What you are asked to do — Using the records provided below, locate and copy each line that contains the word "with".

(Data entries)
** start **
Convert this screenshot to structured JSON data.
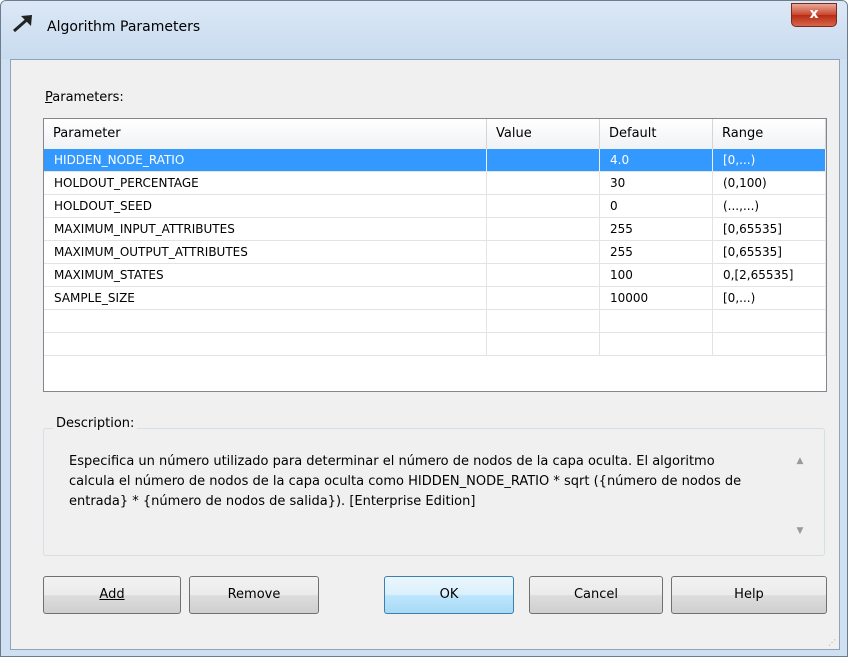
{
  "window": {
    "title": "Algorithm Parameters",
    "close_glyph": "x"
  },
  "parameters_label": {
    "mnemonic": "P",
    "rest": "arameters:"
  },
  "grid": {
    "columns": [
      "Parameter",
      "Value",
      "Default",
      "Range"
    ],
    "selected_index": 0,
    "rows": [
      {
        "parameter": "HIDDEN_NODE_RATIO",
        "value": "",
        "default": "4.0",
        "range": "[0,...)"
      },
      {
        "parameter": "HOLDOUT_PERCENTAGE",
        "value": "",
        "default": "30",
        "range": "(0,100)"
      },
      {
        "parameter": "HOLDOUT_SEED",
        "value": "",
        "default": "0",
        "range": "(...,...)"
      },
      {
        "parameter": "MAXIMUM_INPUT_ATTRIBUTES",
        "value": "",
        "default": "255",
        "range": "[0,65535]"
      },
      {
        "parameter": "MAXIMUM_OUTPUT_ATTRIBUTES",
        "value": "",
        "default": "255",
        "range": "[0,65535]"
      },
      {
        "parameter": "MAXIMUM_STATES",
        "value": "",
        "default": "100",
        "range": "0,[2,65535]"
      },
      {
        "parameter": "SAMPLE_SIZE",
        "value": "",
        "default": "10000",
        "range": "[0,...)"
      },
      {
        "parameter": "",
        "value": "",
        "default": "",
        "range": ""
      },
      {
        "parameter": "",
        "value": "",
        "default": "",
        "range": ""
      }
    ]
  },
  "description": {
    "label": "Description:",
    "text": "Especifica un número utilizado para determinar el número de nodos de la capa oculta. El algoritmo calcula el número de nodos de la capa oculta como HIDDEN_NODE_RATIO * sqrt ({número de nodos de entrada} * {número de nodos de salida}). [Enterprise Edition]"
  },
  "buttons": {
    "add": "Add",
    "remove": "Remove",
    "ok": "OK",
    "cancel": "Cancel",
    "help": "Help"
  },
  "colors": {
    "selection": "#3399ff",
    "title_bar": "#cfe0f3",
    "close": "#c9452c"
  }
}
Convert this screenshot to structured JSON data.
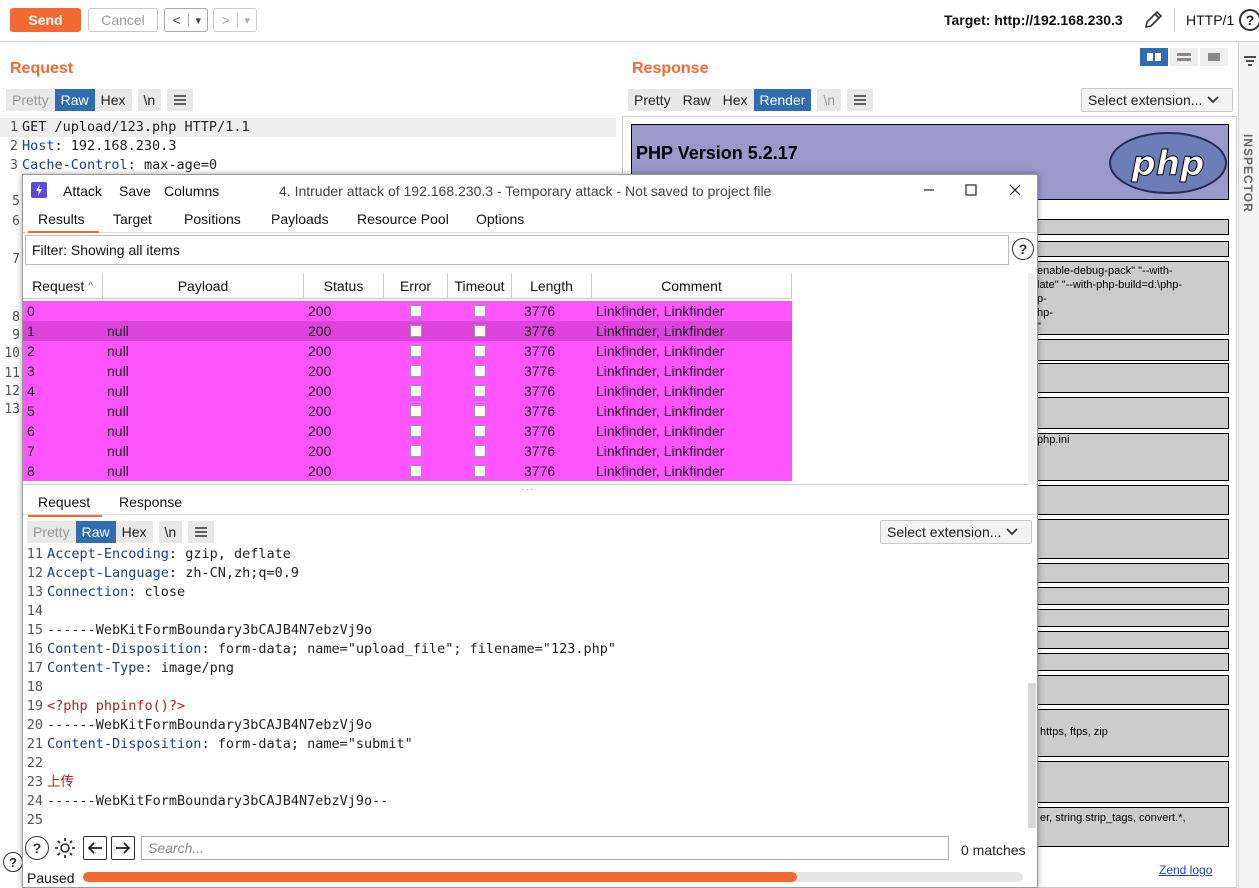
{
  "toolbar": {
    "send_label": "Send",
    "cancel_label": "Cancel",
    "back_glyph": "<",
    "forward_glyph": ">",
    "dropdown_glyph": "▾",
    "target_label": "Target: http://192.168.230.3",
    "http_version": "HTTP/1",
    "help_glyph": "?"
  },
  "request_panel": {
    "title": "Request",
    "tabs": [
      "Pretty",
      "Raw",
      "Hex",
      "\\n"
    ],
    "selected_tab": "Raw",
    "lines": [
      {
        "n": "1",
        "key": "",
        "sep": "",
        "val": "GET /upload/123.php HTTP/1.1"
      },
      {
        "n": "2",
        "key": "Host",
        "sep": ": ",
        "val": "192.168.230.3"
      },
      {
        "n": "3",
        "key": "Cache-Control",
        "sep": ": ",
        "val": "max-age=0"
      }
    ],
    "hidden_line_numbers": [
      "5",
      "6",
      "7",
      "8",
      "9",
      "10",
      "11",
      "12",
      "13"
    ]
  },
  "response_panel": {
    "title": "Response",
    "tabs": [
      "Pretty",
      "Raw",
      "Hex",
      "Render",
      "\\n"
    ],
    "selected_tab": "Render",
    "select_extension": "Select extension...",
    "php_title": "PHP Version 5.2.17",
    "php_logo": "php",
    "visible_fragments": [
      "enable-debug-pack\" \"--with-",
      "late\" \"--with-php-build=d:\\php-",
      "p-",
      "hp-",
      "\"",
      "php.ini",
      "https, ftps, zip",
      "er, string.strip_tags, convert.*,",
      "Zend logo"
    ]
  },
  "inspector": {
    "label": "INSPECTOR"
  },
  "intruder": {
    "menu": [
      "Attack",
      "Save",
      "Columns"
    ],
    "caption": "4. Intruder attack of 192.168.230.3 - Temporary attack - Not saved to project file",
    "window_controls": {
      "minimize": "—",
      "maximize": "☐",
      "close": "✕"
    },
    "tabs": [
      "Results",
      "Target",
      "Positions",
      "Payloads",
      "Resource Pool",
      "Options"
    ],
    "active_tab": "Results",
    "filter_text": "Filter: Showing all items",
    "columns": [
      "Request",
      "Payload",
      "Status",
      "Error",
      "Timeout",
      "Length",
      "Comment"
    ],
    "sort_glyph": "^",
    "rows": [
      {
        "request": "0",
        "payload": "",
        "status": "200",
        "length": "3776",
        "comment": "Linkfinder, Linkfinder"
      },
      {
        "request": "1",
        "payload": "null",
        "status": "200",
        "length": "3776",
        "comment": "Linkfinder, Linkfinder"
      },
      {
        "request": "2",
        "payload": "null",
        "status": "200",
        "length": "3776",
        "comment": "Linkfinder, Linkfinder"
      },
      {
        "request": "3",
        "payload": "null",
        "status": "200",
        "length": "3776",
        "comment": "Linkfinder, Linkfinder"
      },
      {
        "request": "4",
        "payload": "null",
        "status": "200",
        "length": "3776",
        "comment": "Linkfinder, Linkfinder"
      },
      {
        "request": "5",
        "payload": "null",
        "status": "200",
        "length": "3776",
        "comment": "Linkfinder, Linkfinder"
      },
      {
        "request": "6",
        "payload": "null",
        "status": "200",
        "length": "3776",
        "comment": "Linkfinder, Linkfinder"
      },
      {
        "request": "7",
        "payload": "null",
        "status": "200",
        "length": "3776",
        "comment": "Linkfinder, Linkfinder"
      },
      {
        "request": "8",
        "payload": "null",
        "status": "200",
        "length": "3776",
        "comment": "Linkfinder, Linkfinder"
      }
    ],
    "selected_row": "1",
    "sub_tabs": [
      "Request",
      "Response"
    ],
    "active_sub_tab": "Request",
    "editor_tabs": [
      "Pretty",
      "Raw",
      "Hex",
      "\\n"
    ],
    "editor_selected_tab": "Raw",
    "select_extension": "Select extension...",
    "body_lines": [
      {
        "n": "11",
        "key": "Accept-Encoding",
        "sep": ": ",
        "val": "gzip, deflate",
        "style": "kv"
      },
      {
        "n": "12",
        "key": "Accept-Language",
        "sep": ": ",
        "val": "zh-CN,zh;q=0.9",
        "style": "kv"
      },
      {
        "n": "13",
        "key": "Connection",
        "sep": ": ",
        "val": "close",
        "style": "kv"
      },
      {
        "n": "14",
        "key": "",
        "sep": "",
        "val": "",
        "style": "plain"
      },
      {
        "n": "15",
        "key": "",
        "sep": "",
        "val": "------WebKitFormBoundary3bCAJB4N7ebzVj9o",
        "style": "plain"
      },
      {
        "n": "16",
        "key": "Content-Disposition",
        "sep": ": ",
        "val": "form-data; name=\"upload_file\"; filename=\"123.php\"",
        "style": "kv"
      },
      {
        "n": "17",
        "key": "Content-Type",
        "sep": ": ",
        "val": "image/png",
        "style": "kv"
      },
      {
        "n": "18",
        "key": "",
        "sep": "",
        "val": "",
        "style": "plain"
      },
      {
        "n": "19",
        "key": "",
        "sep": "",
        "val": "<?php phpinfo()?>",
        "style": "red"
      },
      {
        "n": "20",
        "key": "",
        "sep": "",
        "val": "------WebKitFormBoundary3bCAJB4N7ebzVj9o",
        "style": "plain"
      },
      {
        "n": "21",
        "key": "Content-Disposition",
        "sep": ": ",
        "val": "form-data; name=\"submit\"",
        "style": "kv"
      },
      {
        "n": "22",
        "key": "",
        "sep": "",
        "val": "",
        "style": "plain"
      },
      {
        "n": "23",
        "key": "",
        "sep": "",
        "val": "上传",
        "style": "red"
      },
      {
        "n": "24",
        "key": "",
        "sep": "",
        "val": "------WebKitFormBoundary3bCAJB4N7ebzVj9o--",
        "style": "plain"
      },
      {
        "n": "25",
        "key": "",
        "sep": "",
        "val": "",
        "style": "plain"
      }
    ],
    "search_placeholder": "Search...",
    "matches": "0 matches",
    "status": "Paused",
    "progress_fraction": 0.76
  },
  "colors": {
    "accent": "#f26a31",
    "selected_tab": "#2f6db3",
    "row_highlight": "#ff55ff",
    "row_selected": "#dd44dd",
    "php_header": "#9999cc"
  }
}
** end **
The output —
      "enable-debug-pack\" \"--with-",
      "late\" \"--with-php-build=d:\\php-",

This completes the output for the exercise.